This week, the BBC reported on UK Prime Minister David Cameron’s statement that aid recipients should protect human rights, including the humane treatment of homosexuals. It launched a discussion of what could become a new form of aid conditionality long practiced by donor countries, but more typically in favor of the adoption of certain types of economic policies and governance structures.

Of course, there is a touch of bitter irony in the demand — while a full 41 of 54 commonwealth countries have laws banning homosexuality, in most cases these are legacies of British Imperial law.

In various African countries, leaders rebuffed the proposal.

From the Ghanaian Minister of Trade and Industry, Hannah Tetteh:

Our society does not accept the practice of gays and lesbianism

A Zambian government spokesman said they will not enact pro-homosexuality laws to get British aid. And in Uganda, the proposal caused a “fury.”

This may emerge into one of the great North-South values clashes in the years to come. While democratic practices have often been attached to loan conditions, virtually no leaders  have taken the public stance that they actually oppose democracy, even if they undermine the institution in practice. In the case of homosexual tolerance, however, given low public support, leaders are taking stark and uncompromising positions, and some countries are looking to toughen their approach rather than the reverse.

(See my recent post about the extent of harsh treatment towards gays around the world, especially in Africa.)

About Evan Lieberman

I am a Professor of Political Science at MIT, and I conduct research, write, and teach about development, ethnic politics, and research methods.

Discussion

4 thoughts on “Gay tolerance as possible UK aid conditionality

  1. I thought this might be particularly relevant in the Malawian case, but what’s interesting is that in Malawi, the British are distancing themselves from this notion. In the Malawian case, at least, there are also general human rights concerns that the UK can claim are barriers for donors.

    Interestingly, though, some LGBT organizations in Africa are opposed to the link between gay rights and foreign assistance, preferring that aid be continued even in the absence of equality.

    Posted by dadakim | November 5, 2011, 3:46 pm
  2. Hi Evan (and Kim,)

    Interesting posts. It seems David Cameron either doesn’t know about or is out to reverse Neumayer’s (2003) findings that human rights conditions on aid are rarely if ever enforced in bilateral aid allocations.

    Even, I really like your point regarding public stances on democracy versus homosexuality. I am particularly interested in how changes in aid flows for AIDS are pushing sexual diversity issues.

* **Description of the task**: List every African country named in the post on gay tolerance and UK aid, including its comments. The entries that follow come from a different source than the text.

(Listings of regions and labels)
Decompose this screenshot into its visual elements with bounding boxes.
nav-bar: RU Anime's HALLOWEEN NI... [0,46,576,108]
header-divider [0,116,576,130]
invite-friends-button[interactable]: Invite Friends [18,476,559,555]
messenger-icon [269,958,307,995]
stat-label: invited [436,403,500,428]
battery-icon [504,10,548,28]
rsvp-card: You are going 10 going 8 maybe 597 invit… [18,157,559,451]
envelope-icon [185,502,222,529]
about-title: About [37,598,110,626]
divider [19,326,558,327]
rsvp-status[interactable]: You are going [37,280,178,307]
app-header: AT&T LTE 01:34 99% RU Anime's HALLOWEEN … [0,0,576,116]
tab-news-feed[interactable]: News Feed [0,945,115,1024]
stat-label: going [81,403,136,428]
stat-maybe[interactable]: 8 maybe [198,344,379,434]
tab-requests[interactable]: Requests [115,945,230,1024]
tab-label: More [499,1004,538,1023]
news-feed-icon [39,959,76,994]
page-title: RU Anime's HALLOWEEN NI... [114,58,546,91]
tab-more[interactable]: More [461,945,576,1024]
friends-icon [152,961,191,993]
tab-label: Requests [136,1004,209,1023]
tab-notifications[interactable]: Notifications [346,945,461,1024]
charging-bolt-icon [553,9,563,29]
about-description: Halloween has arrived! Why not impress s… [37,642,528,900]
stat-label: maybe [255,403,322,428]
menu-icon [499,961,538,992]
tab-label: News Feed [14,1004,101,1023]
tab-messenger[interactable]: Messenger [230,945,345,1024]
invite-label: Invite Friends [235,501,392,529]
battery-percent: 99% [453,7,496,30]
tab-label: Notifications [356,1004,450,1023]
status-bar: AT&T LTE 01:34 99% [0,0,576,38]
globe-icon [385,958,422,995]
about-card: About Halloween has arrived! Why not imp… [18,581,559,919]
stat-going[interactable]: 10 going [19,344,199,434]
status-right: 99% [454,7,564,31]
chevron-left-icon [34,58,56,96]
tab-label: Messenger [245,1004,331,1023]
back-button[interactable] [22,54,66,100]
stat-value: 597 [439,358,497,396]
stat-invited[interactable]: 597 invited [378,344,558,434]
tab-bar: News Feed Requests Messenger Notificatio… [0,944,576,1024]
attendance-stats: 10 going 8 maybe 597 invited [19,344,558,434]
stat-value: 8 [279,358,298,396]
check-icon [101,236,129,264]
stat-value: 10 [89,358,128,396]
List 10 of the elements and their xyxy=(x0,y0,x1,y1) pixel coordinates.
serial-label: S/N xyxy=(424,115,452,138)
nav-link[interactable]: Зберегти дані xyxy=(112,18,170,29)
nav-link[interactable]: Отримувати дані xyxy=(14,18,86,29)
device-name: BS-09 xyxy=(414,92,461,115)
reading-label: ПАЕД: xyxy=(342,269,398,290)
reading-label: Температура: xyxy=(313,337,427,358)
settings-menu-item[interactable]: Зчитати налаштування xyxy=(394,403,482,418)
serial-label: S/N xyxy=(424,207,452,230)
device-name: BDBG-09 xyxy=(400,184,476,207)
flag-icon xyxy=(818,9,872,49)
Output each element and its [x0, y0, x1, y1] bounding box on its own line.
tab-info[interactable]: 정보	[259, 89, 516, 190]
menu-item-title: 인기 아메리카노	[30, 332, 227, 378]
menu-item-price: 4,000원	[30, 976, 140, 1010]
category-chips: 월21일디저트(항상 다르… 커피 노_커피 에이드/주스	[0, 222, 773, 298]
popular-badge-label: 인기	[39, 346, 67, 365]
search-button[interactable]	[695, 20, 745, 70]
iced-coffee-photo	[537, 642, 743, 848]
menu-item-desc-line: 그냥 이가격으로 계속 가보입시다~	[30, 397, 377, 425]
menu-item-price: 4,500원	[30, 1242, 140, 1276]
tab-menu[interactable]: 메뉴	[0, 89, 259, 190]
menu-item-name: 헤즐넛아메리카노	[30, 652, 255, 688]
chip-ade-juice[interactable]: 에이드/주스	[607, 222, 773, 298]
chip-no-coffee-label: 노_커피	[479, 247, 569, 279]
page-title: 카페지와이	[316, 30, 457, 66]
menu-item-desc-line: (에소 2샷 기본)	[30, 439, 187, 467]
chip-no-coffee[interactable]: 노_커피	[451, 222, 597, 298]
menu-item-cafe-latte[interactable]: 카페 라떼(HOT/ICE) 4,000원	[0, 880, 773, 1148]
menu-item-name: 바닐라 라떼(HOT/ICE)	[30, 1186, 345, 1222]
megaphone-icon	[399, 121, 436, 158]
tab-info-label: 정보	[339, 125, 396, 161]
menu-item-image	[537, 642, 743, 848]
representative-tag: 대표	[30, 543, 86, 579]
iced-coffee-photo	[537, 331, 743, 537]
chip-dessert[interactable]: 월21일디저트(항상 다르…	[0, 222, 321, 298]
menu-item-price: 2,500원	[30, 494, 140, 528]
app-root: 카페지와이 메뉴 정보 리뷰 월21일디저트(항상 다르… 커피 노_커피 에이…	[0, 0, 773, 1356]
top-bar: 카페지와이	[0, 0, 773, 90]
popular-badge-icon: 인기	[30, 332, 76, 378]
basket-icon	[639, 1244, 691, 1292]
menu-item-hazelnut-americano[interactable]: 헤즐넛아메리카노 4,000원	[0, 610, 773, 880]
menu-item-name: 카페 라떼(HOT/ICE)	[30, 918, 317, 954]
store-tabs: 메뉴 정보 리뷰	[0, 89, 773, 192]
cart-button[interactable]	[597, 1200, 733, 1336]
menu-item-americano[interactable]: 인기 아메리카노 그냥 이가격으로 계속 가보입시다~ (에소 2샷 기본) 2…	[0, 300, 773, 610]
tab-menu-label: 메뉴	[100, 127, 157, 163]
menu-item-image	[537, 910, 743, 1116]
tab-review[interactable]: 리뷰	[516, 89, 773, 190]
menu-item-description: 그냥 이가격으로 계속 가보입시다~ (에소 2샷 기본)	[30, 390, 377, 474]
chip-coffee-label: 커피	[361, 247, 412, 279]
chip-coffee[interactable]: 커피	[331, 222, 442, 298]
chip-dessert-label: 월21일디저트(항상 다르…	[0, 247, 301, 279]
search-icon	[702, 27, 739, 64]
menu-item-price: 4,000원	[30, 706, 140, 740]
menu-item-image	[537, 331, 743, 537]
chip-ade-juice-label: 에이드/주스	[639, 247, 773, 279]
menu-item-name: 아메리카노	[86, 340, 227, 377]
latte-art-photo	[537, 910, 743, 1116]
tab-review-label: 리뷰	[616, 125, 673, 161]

* **Correct output**: Ghana, Zambia, Uganda, Malawi